Written request
In the entries below, how many lines hold the string "прослушивания"? Give only the number.

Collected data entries

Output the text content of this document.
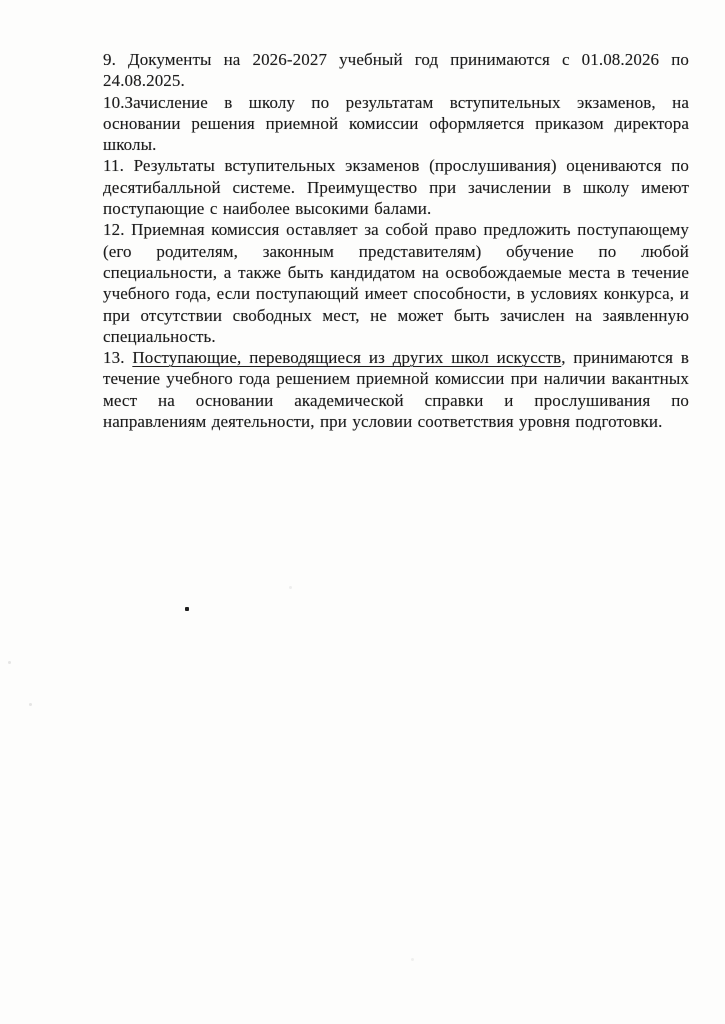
9. Документы на 2026-2027 учебный год принимаются с 01.08.2026 по 24.08.2025.

10.Зачисление в школу по результатам вступительных экзаменов, на основании решения приемной комиссии оформляется приказом директора школы.

11. Результаты вступительных экзаменов (прослушивания) оцениваются по десятибалльной системе. Преимущество при зачислении в школу имеют поступающие с наиболее высокими балами.

12. Приемная комиссия оставляет за собой право предложить поступающему (его родителям, законным представителям) обучение по любой специальности, а также быть кандидатом на освобождаемые места в течение учебного года, если поступающий имеет способности, в условиях конкурса, и при отсутствии свободных мест, не может быть зачислен на заявленную специальность.

13. Поступающие, переводящиеся из других школ искусств, принимаются в течение учебного года решением приемной комиссии при наличии вакантных мест на основании академической справки и прослушивания по направлениям деятельности, при условии соответствия уровня подготовки.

The output
2